▶ [Task brief]: Please reproduce every one of the following items line for line, with no changes.

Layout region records
....
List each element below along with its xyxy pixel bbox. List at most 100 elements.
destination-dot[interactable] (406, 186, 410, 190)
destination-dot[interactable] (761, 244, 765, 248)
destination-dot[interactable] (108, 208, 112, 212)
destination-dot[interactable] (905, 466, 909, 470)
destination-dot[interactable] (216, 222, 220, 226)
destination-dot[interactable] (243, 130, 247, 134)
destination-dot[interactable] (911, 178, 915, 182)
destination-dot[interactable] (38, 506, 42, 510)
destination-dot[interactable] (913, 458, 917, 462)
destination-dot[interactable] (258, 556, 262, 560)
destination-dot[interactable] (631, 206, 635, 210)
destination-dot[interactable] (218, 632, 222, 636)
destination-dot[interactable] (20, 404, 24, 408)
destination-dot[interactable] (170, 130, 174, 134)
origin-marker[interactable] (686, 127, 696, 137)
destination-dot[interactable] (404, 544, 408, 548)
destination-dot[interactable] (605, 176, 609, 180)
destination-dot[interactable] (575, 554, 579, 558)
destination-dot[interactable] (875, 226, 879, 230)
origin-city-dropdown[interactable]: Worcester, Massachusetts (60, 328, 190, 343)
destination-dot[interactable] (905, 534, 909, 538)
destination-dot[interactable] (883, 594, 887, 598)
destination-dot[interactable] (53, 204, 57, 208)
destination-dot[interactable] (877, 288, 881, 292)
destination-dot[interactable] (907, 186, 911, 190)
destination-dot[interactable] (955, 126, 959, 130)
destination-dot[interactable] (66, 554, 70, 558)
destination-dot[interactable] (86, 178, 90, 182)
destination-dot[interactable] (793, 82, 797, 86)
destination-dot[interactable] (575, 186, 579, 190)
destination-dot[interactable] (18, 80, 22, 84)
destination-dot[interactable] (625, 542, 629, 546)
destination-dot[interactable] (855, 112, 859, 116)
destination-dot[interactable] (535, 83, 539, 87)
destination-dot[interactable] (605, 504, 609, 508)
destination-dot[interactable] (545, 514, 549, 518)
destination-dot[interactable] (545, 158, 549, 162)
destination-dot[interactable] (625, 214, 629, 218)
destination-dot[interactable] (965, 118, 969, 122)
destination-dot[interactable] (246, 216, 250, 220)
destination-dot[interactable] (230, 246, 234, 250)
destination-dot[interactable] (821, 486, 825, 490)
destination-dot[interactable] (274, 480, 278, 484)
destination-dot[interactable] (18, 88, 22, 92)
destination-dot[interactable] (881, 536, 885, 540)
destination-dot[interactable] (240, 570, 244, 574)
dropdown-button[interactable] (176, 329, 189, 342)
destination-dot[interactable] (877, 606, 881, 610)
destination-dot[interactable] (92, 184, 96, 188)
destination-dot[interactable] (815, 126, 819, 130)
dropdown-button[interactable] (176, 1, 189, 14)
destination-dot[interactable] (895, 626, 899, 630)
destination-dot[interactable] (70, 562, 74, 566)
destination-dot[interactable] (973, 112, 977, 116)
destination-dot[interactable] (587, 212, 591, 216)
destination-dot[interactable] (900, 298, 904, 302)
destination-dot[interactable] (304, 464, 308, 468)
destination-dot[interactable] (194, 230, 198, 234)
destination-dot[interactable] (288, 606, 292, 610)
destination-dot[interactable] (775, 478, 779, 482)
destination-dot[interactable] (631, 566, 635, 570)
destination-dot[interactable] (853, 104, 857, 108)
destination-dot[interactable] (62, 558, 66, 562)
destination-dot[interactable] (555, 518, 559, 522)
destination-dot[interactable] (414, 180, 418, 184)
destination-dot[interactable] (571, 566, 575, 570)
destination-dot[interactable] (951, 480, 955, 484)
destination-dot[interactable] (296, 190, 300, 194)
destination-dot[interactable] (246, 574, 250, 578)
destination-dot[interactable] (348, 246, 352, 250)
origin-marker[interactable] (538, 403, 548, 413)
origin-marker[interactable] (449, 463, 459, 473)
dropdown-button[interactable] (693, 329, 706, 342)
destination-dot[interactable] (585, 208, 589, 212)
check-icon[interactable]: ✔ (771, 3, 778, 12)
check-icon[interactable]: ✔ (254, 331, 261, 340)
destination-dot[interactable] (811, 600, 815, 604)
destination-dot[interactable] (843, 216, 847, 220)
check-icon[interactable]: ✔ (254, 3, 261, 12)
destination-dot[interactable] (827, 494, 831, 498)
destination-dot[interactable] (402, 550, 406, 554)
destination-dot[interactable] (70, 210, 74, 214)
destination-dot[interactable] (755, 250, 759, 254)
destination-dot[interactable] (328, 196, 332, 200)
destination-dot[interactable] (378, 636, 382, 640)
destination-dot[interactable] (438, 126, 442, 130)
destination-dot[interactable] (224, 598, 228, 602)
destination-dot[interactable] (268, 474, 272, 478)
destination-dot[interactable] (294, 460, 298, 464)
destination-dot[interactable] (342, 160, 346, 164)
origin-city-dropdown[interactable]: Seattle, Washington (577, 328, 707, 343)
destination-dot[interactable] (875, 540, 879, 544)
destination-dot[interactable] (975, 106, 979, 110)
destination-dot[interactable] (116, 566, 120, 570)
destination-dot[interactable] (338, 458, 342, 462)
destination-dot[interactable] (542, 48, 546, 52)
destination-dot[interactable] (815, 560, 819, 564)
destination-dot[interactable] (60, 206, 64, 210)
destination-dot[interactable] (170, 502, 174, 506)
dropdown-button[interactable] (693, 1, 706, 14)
....
▶ [The reply]:
List each element below along with its xyxy pixel bbox. List at most 100 elements.
destination-dot[interactable] (406, 186, 410, 190)
destination-dot[interactable] (761, 244, 765, 248)
destination-dot[interactable] (108, 208, 112, 212)
destination-dot[interactable] (905, 466, 909, 470)
destination-dot[interactable] (216, 222, 220, 226)
destination-dot[interactable] (243, 130, 247, 134)
destination-dot[interactable] (911, 178, 915, 182)
destination-dot[interactable] (38, 506, 42, 510)
destination-dot[interactable] (913, 458, 917, 462)
destination-dot[interactable] (258, 556, 262, 560)
destination-dot[interactable] (631, 206, 635, 210)
destination-dot[interactable] (218, 632, 222, 636)
destination-dot[interactable] (20, 404, 24, 408)
destination-dot[interactable] (170, 130, 174, 134)
origin-marker[interactable] (686, 127, 696, 137)
destination-dot[interactable] (404, 544, 408, 548)
destination-dot[interactable] (605, 176, 609, 180)
destination-dot[interactable] (575, 554, 579, 558)
destination-dot[interactable] (875, 226, 879, 230)
origin-city-dropdown[interactable]: Worcester, Massachusetts (60, 328, 190, 343)
destination-dot[interactable] (905, 534, 909, 538)
destination-dot[interactable] (883, 594, 887, 598)
destination-dot[interactable] (53, 204, 57, 208)
destination-dot[interactable] (877, 288, 881, 292)
destination-dot[interactable] (907, 186, 911, 190)
destination-dot[interactable] (955, 126, 959, 130)
destination-dot[interactable] (66, 554, 70, 558)
destination-dot[interactable] (86, 178, 90, 182)
destination-dot[interactable] (793, 82, 797, 86)
destination-dot[interactable] (575, 186, 579, 190)
destination-dot[interactable] (18, 80, 22, 84)
destination-dot[interactable] (625, 542, 629, 546)
destination-dot[interactable] (855, 112, 859, 116)
destination-dot[interactable] (535, 83, 539, 87)
destination-dot[interactable] (605, 504, 609, 508)
destination-dot[interactable] (545, 514, 549, 518)
destination-dot[interactable] (545, 158, 549, 162)
destination-dot[interactable] (625, 214, 629, 218)
destination-dot[interactable] (965, 118, 969, 122)
destination-dot[interactable] (246, 216, 250, 220)
destination-dot[interactable] (230, 246, 234, 250)
destination-dot[interactable] (821, 486, 825, 490)
destination-dot[interactable] (274, 480, 278, 484)
destination-dot[interactable] (18, 88, 22, 92)
destination-dot[interactable] (881, 536, 885, 540)
destination-dot[interactable] (240, 570, 244, 574)
dropdown-button[interactable] (176, 329, 189, 342)
destination-dot[interactable] (877, 606, 881, 610)
destination-dot[interactable] (92, 184, 96, 188)
destination-dot[interactable] (815, 126, 819, 130)
dropdown-button[interactable] (176, 1, 189, 14)
destination-dot[interactable] (895, 626, 899, 630)
destination-dot[interactable] (70, 562, 74, 566)
destination-dot[interactable] (973, 112, 977, 116)
destination-dot[interactable] (587, 212, 591, 216)
destination-dot[interactable] (900, 298, 904, 302)
destination-dot[interactable] (304, 464, 308, 468)
destination-dot[interactable] (194, 230, 198, 234)
destination-dot[interactable] (288, 606, 292, 610)
destination-dot[interactable] (775, 478, 779, 482)
destination-dot[interactable] (631, 566, 635, 570)
destination-dot[interactable] (853, 104, 857, 108)
destination-dot[interactable] (62, 558, 66, 562)
destination-dot[interactable] (555, 518, 559, 522)
destination-dot[interactable] (414, 180, 418, 184)
destination-dot[interactable] (571, 566, 575, 570)
destination-dot[interactable] (951, 480, 955, 484)
destination-dot[interactable] (296, 190, 300, 194)
destination-dot[interactable] (246, 574, 250, 578)
destination-dot[interactable] (348, 246, 352, 250)
origin-marker[interactable] (538, 403, 548, 413)
origin-marker[interactable] (449, 463, 459, 473)
dropdown-button[interactable] (693, 329, 706, 342)
destination-dot[interactable] (585, 208, 589, 212)
check-icon[interactable]: ✔ (771, 3, 778, 12)
check-icon[interactable]: ✔ (254, 331, 261, 340)
destination-dot[interactable] (811, 600, 815, 604)
destination-dot[interactable] (843, 216, 847, 220)
check-icon[interactable]: ✔ (254, 3, 261, 12)
destination-dot[interactable] (827, 494, 831, 498)
destination-dot[interactable] (402, 550, 406, 554)
destination-dot[interactable] (70, 210, 74, 214)
destination-dot[interactable] (755, 250, 759, 254)
destination-dot[interactable] (328, 196, 332, 200)
destination-dot[interactable] (378, 636, 382, 640)
destination-dot[interactable] (438, 126, 442, 130)
destination-dot[interactable] (224, 598, 228, 602)
destination-dot[interactable] (268, 474, 272, 478)
destination-dot[interactable] (294, 460, 298, 464)
destination-dot[interactable] (342, 160, 346, 164)
origin-city-dropdown[interactable]: Seattle, Washington (577, 328, 707, 343)
destination-dot[interactable] (875, 540, 879, 544)
destination-dot[interactable] (975, 106, 979, 110)
destination-dot[interactable] (116, 566, 120, 570)
destination-dot[interactable] (338, 458, 342, 462)
destination-dot[interactable] (542, 48, 546, 52)
destination-dot[interactable] (815, 560, 819, 564)
destination-dot[interactable] (60, 206, 64, 210)
destination-dot[interactable] (170, 502, 174, 506)
dropdown-button[interactable] (693, 1, 706, 14)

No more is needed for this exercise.